**Input data:**
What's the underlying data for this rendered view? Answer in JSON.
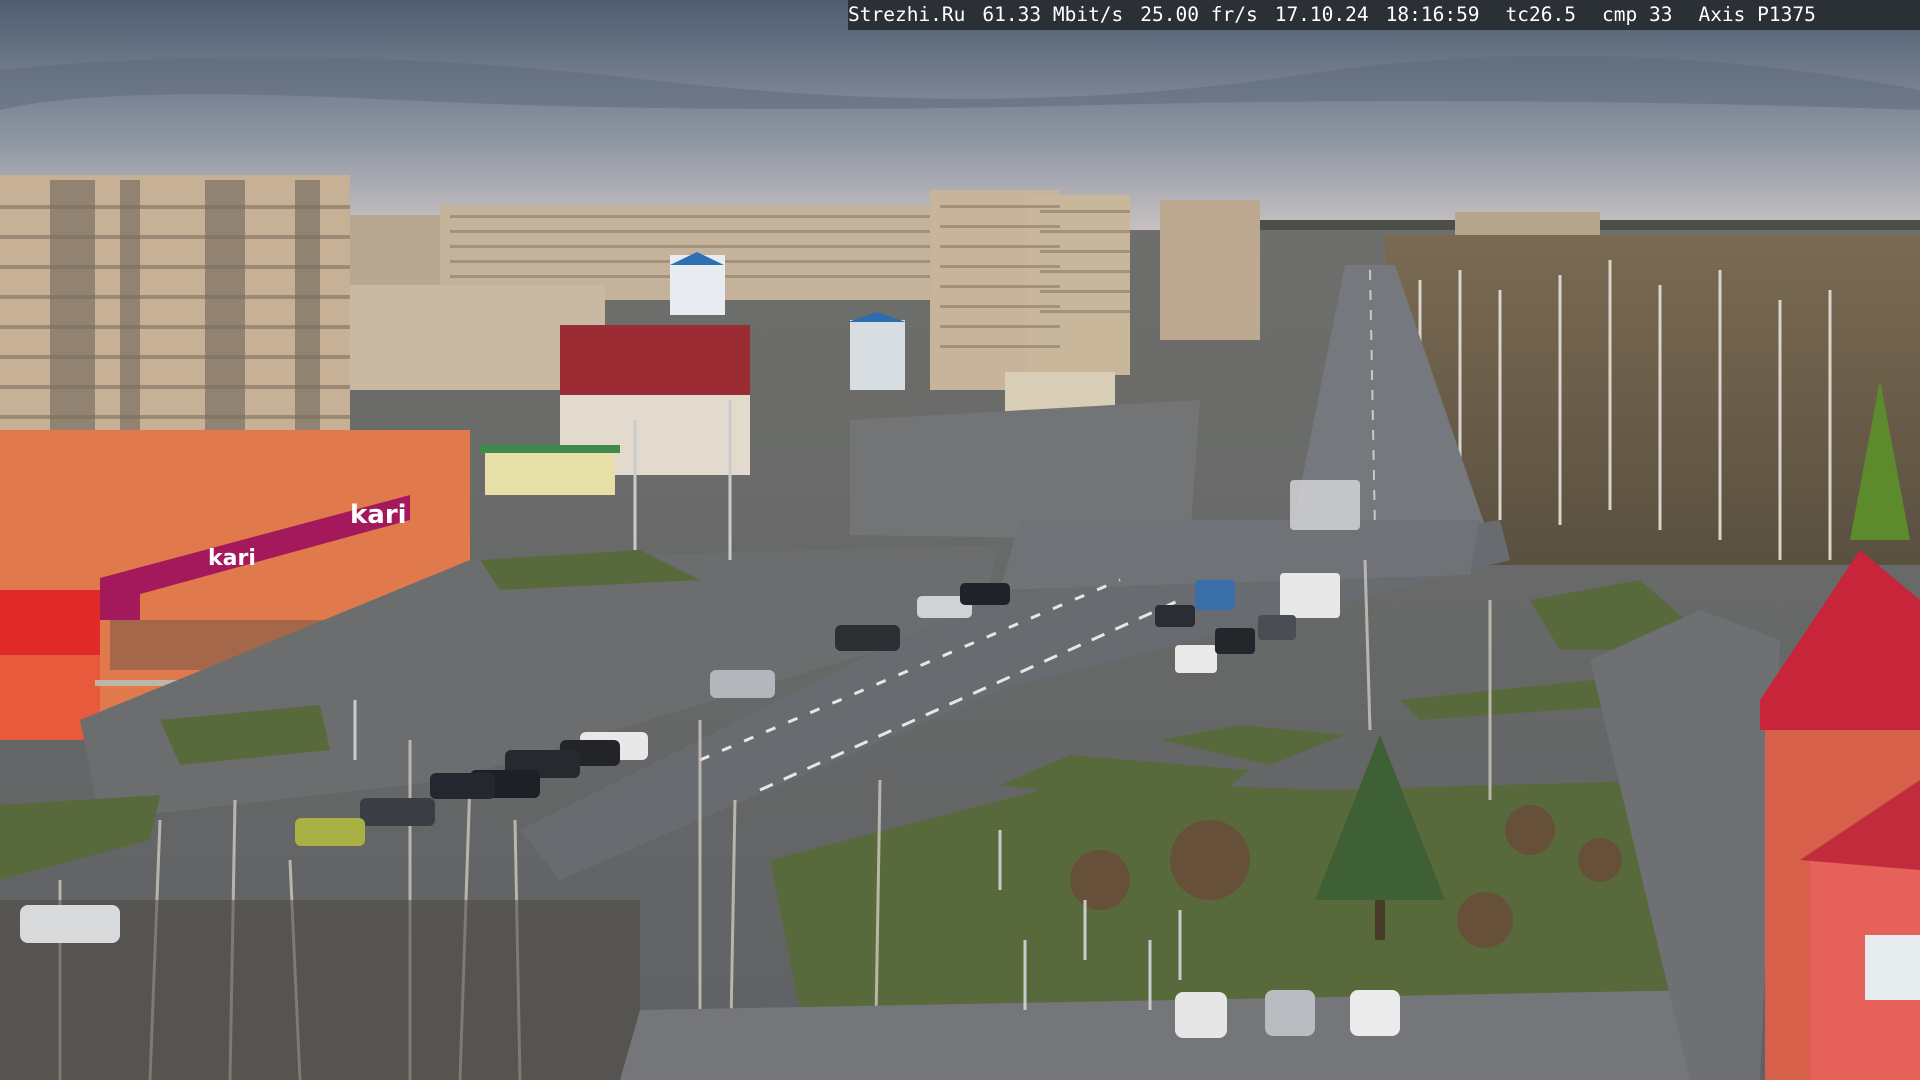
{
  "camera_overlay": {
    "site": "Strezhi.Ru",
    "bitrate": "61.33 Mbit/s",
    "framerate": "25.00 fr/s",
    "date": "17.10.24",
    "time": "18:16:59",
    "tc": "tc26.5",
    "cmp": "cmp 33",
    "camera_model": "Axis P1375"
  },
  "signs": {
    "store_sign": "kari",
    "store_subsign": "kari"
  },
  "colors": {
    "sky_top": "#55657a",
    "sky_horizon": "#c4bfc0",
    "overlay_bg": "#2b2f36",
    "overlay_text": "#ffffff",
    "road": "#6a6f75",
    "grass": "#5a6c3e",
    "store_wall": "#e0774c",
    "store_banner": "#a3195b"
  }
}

**Objective:** All of the lines above should be retyped precisely, apart from the pictures.

**Expected answer:**
What's the underlying data for this rendered view? Answer in JSON.
{
  "camera_overlay": {
    "site": "Strezhi.Ru",
    "bitrate": "61.33 Mbit/s",
    "framerate": "25.00 fr/s",
    "date": "17.10.24",
    "time": "18:16:59",
    "tc": "tc26.5",
    "cmp": "cmp 33",
    "camera_model": "Axis P1375"
  },
  "signs": {
    "store_sign": "kari",
    "store_subsign": "kari"
  },
  "colors": {
    "sky_top": "#55657a",
    "sky_horizon": "#c4bfc0",
    "overlay_bg": "#2b2f36",
    "overlay_text": "#ffffff",
    "road": "#6a6f75",
    "grass": "#5a6c3e",
    "store_wall": "#e0774c",
    "store_banner": "#a3195b"
  }
}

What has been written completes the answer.